Sueño, pesadilla y realidad: Santo Domingo
Omar Rancier
Hay una cita sobre la ciudad que me parece evocadora en estos 524 años de Santo Domingo, si consideramos la fundación en 1498. Es de Joseph Rykwert en su libro “La Idea de la Ciudad”:
“Pero la verdad es que las ciudades no se parecen a ningún fenómeno natural, porque son creaciones artificiales, aunque de un género curioso, integradas por elementos debidos tanto a la voluntad consciente como al azar y controlados imperfectamente. Si hemos de referirnos a la fisiología, a lo que más se parecerá una ciudad será a un sueño.”
Santo Domingo tiene todos los componentes para cumplir con esa apreciación de Rykwert porque contiene todas las clases de sueños, desde el sueño encantador hasta la más aterradora pesadilla.
Ciudad caribeña, se recuesta, más somnolienta que despabilada, en el recodo del Ozama con el Mar de los Indios Caribes. Fundada en la orilla este del caudaloso rio un domingo de agosto hace más de quinientos años, es movilizada tempranamente hacia la ribera occidental en los terrenos, más comunicados con el hinterland de la factoría que comienzan a montar los Colones, de la aldea de la cacica Ozama. El padre Vicente Rubio habla de los amores de la cacica con Miguel Díaz de Aux, como el romance fundacional que produjo, además, el primer mestizo de las nuevas tierras, ya que en ese entonces América no era aún América. Aquí inician los sueños.
Ciudad Primada, Atenas del Nuevo Mundo, la Ciudad del Ozama; los nombres resuenan entre los sueños de grandeza hispánica y las pesadillas del exterminio de los indios y la esclavitud de los negros. Los sueños fueron esculpidos a lo largo de tres siglos en muros de piedra de cantería y tapia, convertidos en una magnífica arquitectura y en una ciudad renacentista con calles trazadas a escuadra que competían con las calles de Florencia, haciendo realidad la febril visión de Geraldini.

◇ ◇ ◇ ◇ ◇

- _LISTA DE TAREAS_:
a) Por favor, transcribe el texto sobre Santo Domingo empezando en "Ciudad caribeña, se" y terminando en "inician los sueños.".
b) Según el texto sobre Santo Domingo, ¿quién habla de los amores de la cacica Ozama con Miguel Díaz de Aux?

- _LÍNEAS PROPORCIONADAS_:
◇ ◇ ◇ ◇ ◇

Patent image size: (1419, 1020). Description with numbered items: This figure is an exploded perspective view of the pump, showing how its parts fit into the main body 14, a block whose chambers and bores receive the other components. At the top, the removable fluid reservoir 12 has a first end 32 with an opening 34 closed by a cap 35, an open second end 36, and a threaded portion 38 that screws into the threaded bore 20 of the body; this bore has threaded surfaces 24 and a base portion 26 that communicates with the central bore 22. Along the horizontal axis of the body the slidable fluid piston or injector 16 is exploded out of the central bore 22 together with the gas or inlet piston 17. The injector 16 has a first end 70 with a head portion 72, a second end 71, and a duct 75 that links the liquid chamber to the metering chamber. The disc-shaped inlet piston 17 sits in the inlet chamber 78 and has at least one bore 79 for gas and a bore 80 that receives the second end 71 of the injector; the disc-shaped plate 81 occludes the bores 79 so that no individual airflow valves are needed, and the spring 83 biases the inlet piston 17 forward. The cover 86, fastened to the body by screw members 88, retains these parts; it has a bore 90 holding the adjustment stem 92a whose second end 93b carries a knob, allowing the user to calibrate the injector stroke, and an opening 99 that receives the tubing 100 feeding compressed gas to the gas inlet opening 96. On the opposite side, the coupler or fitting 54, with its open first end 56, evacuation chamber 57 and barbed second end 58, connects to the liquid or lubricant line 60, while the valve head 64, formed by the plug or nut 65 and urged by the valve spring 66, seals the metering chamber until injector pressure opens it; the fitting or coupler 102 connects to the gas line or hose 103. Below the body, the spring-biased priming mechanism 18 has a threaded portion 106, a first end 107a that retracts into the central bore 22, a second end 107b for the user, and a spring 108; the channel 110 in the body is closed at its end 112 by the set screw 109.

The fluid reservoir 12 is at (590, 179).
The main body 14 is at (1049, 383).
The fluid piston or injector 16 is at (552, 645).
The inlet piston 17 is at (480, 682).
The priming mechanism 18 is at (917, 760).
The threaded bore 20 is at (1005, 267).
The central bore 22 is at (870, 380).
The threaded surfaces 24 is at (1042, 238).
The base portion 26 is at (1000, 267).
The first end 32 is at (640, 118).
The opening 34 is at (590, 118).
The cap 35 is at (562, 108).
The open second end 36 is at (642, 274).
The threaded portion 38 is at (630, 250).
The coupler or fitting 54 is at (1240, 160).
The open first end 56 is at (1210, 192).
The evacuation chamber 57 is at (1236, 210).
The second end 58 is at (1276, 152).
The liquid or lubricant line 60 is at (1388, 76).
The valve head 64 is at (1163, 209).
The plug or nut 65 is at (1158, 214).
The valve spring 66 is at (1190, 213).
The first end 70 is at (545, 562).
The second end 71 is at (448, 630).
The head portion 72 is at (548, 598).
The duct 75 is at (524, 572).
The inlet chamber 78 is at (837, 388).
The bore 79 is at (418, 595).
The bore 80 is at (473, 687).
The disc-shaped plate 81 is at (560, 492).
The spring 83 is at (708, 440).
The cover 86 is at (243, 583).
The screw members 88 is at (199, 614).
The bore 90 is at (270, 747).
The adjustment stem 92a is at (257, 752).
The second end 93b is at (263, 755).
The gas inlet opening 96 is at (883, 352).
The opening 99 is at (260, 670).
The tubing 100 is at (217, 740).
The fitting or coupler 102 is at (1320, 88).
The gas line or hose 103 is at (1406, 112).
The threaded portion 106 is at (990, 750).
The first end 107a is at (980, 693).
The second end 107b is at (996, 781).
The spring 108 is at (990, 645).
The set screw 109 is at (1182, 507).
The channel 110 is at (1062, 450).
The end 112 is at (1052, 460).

◇ ◇ ◇ ◇ ◇

- _EJERCICIO RESUELTO_:
a)
Ciudad caribeña, se recuesta, más somnolienta que despabilada, en el recodo del Ozama con el Mar de los Indios Caribes. Fundada en la orilla este del caudaloso rio un domingo de agosto hace más de quinientos años, es movilizada tempranamente hacia la ribera occidental en los terrenos, más comunicados con el hinterland de la factoría que comienzan a montar los Colones, de la aldea de la cacica Ozama. El padre Vicente Rubio habla de los amores de la cacica con Miguel Díaz de Aux, como el romance fundacional que produjo, además, el primer mestizo de las nuevas tierras, ya que en ese entonces América no era aún América. Aquí inician los sueños.

b) El padre Vicente Rubio.